[Dataset entries]
• • • •

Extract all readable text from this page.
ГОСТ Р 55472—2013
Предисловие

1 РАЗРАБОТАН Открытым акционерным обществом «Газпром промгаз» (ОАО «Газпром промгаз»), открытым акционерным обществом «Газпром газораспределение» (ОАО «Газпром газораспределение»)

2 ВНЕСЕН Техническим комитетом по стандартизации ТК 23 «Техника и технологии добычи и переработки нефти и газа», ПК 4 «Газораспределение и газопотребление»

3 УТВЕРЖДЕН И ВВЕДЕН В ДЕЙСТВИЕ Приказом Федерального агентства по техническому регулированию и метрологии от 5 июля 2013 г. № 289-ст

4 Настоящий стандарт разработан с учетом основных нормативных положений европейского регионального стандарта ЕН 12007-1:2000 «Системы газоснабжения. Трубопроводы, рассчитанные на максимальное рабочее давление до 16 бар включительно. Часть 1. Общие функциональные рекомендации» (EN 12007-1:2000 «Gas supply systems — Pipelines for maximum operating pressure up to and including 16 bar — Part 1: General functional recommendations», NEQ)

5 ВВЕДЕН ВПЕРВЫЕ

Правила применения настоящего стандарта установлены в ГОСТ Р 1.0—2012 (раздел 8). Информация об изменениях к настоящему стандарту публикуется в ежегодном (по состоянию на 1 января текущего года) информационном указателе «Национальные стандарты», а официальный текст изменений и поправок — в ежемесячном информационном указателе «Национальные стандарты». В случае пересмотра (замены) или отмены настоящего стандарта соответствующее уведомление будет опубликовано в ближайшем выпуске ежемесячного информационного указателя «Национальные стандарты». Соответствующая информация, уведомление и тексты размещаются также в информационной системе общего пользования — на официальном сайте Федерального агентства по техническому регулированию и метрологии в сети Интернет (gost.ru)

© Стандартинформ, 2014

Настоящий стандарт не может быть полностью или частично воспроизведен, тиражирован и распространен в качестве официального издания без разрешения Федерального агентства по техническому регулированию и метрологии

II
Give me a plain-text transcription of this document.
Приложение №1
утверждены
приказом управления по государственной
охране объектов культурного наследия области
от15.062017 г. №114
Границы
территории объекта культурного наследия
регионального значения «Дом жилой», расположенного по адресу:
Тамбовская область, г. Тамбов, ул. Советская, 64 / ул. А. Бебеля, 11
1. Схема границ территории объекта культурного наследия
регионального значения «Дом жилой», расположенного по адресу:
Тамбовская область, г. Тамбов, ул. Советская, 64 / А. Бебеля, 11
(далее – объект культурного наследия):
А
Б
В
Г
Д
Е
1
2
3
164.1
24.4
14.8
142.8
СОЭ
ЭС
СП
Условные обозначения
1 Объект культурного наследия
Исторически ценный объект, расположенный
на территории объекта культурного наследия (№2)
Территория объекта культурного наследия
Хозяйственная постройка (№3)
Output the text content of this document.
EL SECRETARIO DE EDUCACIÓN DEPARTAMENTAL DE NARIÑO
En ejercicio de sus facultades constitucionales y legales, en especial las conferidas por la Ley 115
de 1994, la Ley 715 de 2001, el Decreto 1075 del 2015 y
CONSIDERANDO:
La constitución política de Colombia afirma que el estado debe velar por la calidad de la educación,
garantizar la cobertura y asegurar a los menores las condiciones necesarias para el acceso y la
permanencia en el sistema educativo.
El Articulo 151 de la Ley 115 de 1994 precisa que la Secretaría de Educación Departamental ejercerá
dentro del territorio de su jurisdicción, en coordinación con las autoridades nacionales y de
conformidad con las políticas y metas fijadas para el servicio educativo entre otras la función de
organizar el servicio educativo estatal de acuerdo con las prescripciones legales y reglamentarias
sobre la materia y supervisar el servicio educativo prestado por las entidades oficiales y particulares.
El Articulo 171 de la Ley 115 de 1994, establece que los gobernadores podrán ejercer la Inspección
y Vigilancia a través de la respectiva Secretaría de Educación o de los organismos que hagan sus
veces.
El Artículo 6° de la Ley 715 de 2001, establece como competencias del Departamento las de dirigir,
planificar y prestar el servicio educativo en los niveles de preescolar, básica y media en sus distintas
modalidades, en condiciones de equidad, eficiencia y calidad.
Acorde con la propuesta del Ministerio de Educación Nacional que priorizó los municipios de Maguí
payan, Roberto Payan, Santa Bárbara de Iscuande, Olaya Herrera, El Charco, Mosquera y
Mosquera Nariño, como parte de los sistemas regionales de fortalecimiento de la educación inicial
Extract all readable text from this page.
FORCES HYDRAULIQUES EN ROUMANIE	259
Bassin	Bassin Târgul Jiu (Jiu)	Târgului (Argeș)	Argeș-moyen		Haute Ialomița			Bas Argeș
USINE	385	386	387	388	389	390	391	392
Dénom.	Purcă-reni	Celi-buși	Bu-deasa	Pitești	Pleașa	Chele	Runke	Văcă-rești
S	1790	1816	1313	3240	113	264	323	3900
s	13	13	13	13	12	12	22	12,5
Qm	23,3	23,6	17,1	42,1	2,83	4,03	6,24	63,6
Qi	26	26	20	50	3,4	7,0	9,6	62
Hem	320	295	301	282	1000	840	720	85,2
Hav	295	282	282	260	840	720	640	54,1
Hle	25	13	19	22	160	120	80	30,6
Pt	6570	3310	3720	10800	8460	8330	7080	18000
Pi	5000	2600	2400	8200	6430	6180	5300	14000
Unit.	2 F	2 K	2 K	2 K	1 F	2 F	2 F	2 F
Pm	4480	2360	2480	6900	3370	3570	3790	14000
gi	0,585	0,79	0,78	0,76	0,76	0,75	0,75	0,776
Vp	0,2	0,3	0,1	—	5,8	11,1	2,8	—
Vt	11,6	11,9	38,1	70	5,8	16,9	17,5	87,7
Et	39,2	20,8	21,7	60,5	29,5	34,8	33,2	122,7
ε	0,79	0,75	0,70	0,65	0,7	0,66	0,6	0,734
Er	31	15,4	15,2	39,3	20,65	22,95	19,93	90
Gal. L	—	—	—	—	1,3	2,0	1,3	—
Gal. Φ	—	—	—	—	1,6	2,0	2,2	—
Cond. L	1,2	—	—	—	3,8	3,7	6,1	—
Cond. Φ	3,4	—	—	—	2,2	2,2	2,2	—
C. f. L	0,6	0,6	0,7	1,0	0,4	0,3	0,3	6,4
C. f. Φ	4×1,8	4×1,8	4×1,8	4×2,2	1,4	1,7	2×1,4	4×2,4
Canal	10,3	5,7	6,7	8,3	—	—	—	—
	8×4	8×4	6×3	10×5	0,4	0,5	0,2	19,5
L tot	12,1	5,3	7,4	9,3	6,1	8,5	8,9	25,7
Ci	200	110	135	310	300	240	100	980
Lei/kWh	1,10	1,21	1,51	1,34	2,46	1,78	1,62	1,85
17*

• • • •

> [STATED PROBLEM]
The full set of records should be duplicated exactly.

> [THE COMPLETED TASK]
Extract all readable text from this page.
ГОСТ Р 55472—2013
Предисловие

1 РАЗРАБОТАН Открытым акционерным обществом «Газпром промгаз» (ОАО «Газпром промгаз»), открытым акционерным обществом «Газпром газораспределение» (ОАО «Газпром газораспределение»)

2 ВНЕСЕН Техническим комитетом по стандартизации ТК 23 «Техника и технологии добычи и переработки нефти и газа», ПК 4 «Газораспределение и газопотребление»

3 УТВЕРЖДЕН И ВВЕДЕН В ДЕЙСТВИЕ Приказом Федерального агентства по техническому регулированию и метрологии от 5 июля 2013 г. № 289-ст

4 Настоящий стандарт разработан с учетом основных нормативных положений европейского регионального стандарта ЕН 12007-1:2000 «Системы газоснабжения. Трубопроводы, рассчитанные на максимальное рабочее давление до 16 бар включительно. Часть 1. Общие функциональные рекомендации» (EN 12007-1:2000 «Gas supply systems — Pipelines for maximum operating pressure up to and including 16 bar — Part 1: General functional recommendations», NEQ)

5 ВВЕДЕН ВПЕРВЫЕ

Правила применения настоящего стандарта установлены в ГОСТ Р 1.0—2012 (раздел 8). Информация об изменениях к настоящему стандарту публикуется в ежегодном (по состоянию на 1 января текущего года) информационном указателе «Национальные стандарты», а официальный текст изменений и поправок — в ежемесячном информационном указателе «Национальные стандарты». В случае пересмотра (замены) или отмены настоящего стандарта соответствующее уведомление будет опубликовано в ближайшем выпуске ежемесячного информационного указателя «Национальные стандарты». Соответствующая информация, уведомление и тексты размещаются также в информационной системе общего пользования — на официальном сайте Федерального агентства по техническому регулированию и метрологии в сети Интернет (gost.ru)

© Стандартинформ, 2014

Настоящий стандарт не может быть полностью или частично воспроизведен, тиражирован и распространен в качестве официального издания без разрешения Федерального агентства по техническому регулированию и метрологии

II
Give me a plain-text transcription of this document.
Приложение №1
утверждены
приказом управления по государственной
охране объектов культурного наследия области
от15.062017 г. №114
Границы
территории объекта культурного наследия
регионального значения «Дом жилой», расположенного по адресу:
Тамбовская область, г. Тамбов, ул. Советская, 64 / ул. А. Бебеля, 11
1. Схема границ территории объекта культурного наследия
регионального значения «Дом жилой», расположенного по адресу:
Тамбовская область, г. Тамбов, ул. Советская, 64 / А. Бебеля, 11
(далее – объект культурного наследия):
А
Б
В
Г
Д
Е
1
2
3
164.1
24.4
14.8
142.8
СОЭ
ЭС
СП
Условные обозначения
1 Объект культурного наследия
Исторически ценный объект, расположенный
на территории объекта культурного наследия (№2)
Территория объекта культурного наследия
Хозяйственная постройка (№3)
Output the text content of this document.
EL SECRETARIO DE EDUCACIÓN DEPARTAMENTAL DE NARIÑO
En ejercicio de sus facultades constitucionales y legales, en especial las conferidas por la Ley 115
de 1994, la Ley 715 de 2001, el Decreto 1075 del 2015 y
CONSIDERANDO:
La constitución política de Colombia afirma que el estado debe velar por la calidad de la educación,
garantizar la cobertura y asegurar a los menores las condiciones necesarias para el acceso y la
permanencia en el sistema educativo.
El Articulo 151 de la Ley 115 de 1994 precisa que la Secretaría de Educación Departamental ejercerá
dentro del territorio de su jurisdicción, en coordinación con las autoridades nacionales y de
conformidad con las políticas y metas fijadas para el servicio educativo entre otras la función de
organizar el servicio educativo estatal de acuerdo con las prescripciones legales y reglamentarias
sobre la materia y supervisar el servicio educativo prestado por las entidades oficiales y particulares.
El Articulo 171 de la Ley 115 de 1994, establece que los gobernadores podrán ejercer la Inspección
y Vigilancia a través de la respectiva Secretaría de Educación o de los organismos que hagan sus
veces.
El Artículo 6° de la Ley 715 de 2001, establece como competencias del Departamento las de dirigir,
planificar y prestar el servicio educativo en los niveles de preescolar, básica y media en sus distintas
modalidades, en condiciones de equidad, eficiencia y calidad.
Acorde con la propuesta del Ministerio de Educación Nacional que priorizó los municipios de Maguí
payan, Roberto Payan, Santa Bárbara de Iscuande, Olaya Herrera, El Charco, Mosquera y
Mosquera Nariño, como parte de los sistemas regionales de fortalecimiento de la educación inicial
Extract all readable text from this page.
FORCES HYDRAULIQUES EN ROUMANIE	259
Bassin	Bassin Târgul Jiu (Jiu)	Târgului (Argeș)	Argeș-moyen		Haute Ialomița			Bas Argeș
USINE	385	386	387	388	389	390	391	392
Dénom.	Purcă-reni	Celi-buși	Bu-deasa	Pitești	Pleașa	Chele	Runke	Văcă-rești
S	1790	1816	1313	3240	113	264	323	3900
s	13	13	13	13	12	12	22	12,5
Qm	23,3	23,6	17,1	42,1	2,83	4,03	6,24	63,6
Qi	26	26	20	50	3,4	7,0	9,6	62
Hem	320	295	301	282	1000	840	720	85,2
Hav	295	282	282	260	840	720	640	54,1
Hle	25	13	19	22	160	120	80	30,6
Pt	6570	3310	3720	10800	8460	8330	7080	18000
Pi	5000	2600	2400	8200	6430	6180	5300	14000
Unit.	2 F	2 K	2 K	2 K	1 F	2 F	2 F	2 F
Pm	4480	2360	2480	6900	3370	3570	3790	14000
gi	0,585	0,79	0,78	0,76	0,76	0,75	0,75	0,776
Vp	0,2	0,3	0,1	—	5,8	11,1	2,8	—
Vt	11,6	11,9	38,1	70	5,8	16,9	17,5	87,7
Et	39,2	20,8	21,7	60,5	29,5	34,8	33,2	122,7
ε	0,79	0,75	0,70	0,65	0,7	0,66	0,6	0,734
Er	31	15,4	15,2	39,3	20,65	22,95	19,93	90
Gal. L	—	—	—	—	1,3	2,0	1,3	—
Gal. Φ	—	—	—	—	1,6	2,0	2,2	—
Cond. L	1,2	—	—	—	3,8	3,7	6,1	—
Cond. Φ	3,4	—	—	—	2,2	2,2	2,2	—
C. f. L	0,6	0,6	0,7	1,0	0,4	0,3	0,3	6,4
C. f. Φ	4×1,8	4×1,8	4×1,8	4×2,2	1,4	1,7	2×1,4	4×2,4
Canal	10,3	5,7	6,7	8,3	—	—	—	—
	8×4	8×4	6×3	10×5	0,4	0,5	0,2	19,5
L tot	12,1	5,3	7,4	9,3	6,1	8,5	8,9	25,7
Ci	200	110	135	310	300	240	100	980
Lei/kWh	1,10	1,21	1,51	1,34	2,46	1,78	1,62	1,85
17*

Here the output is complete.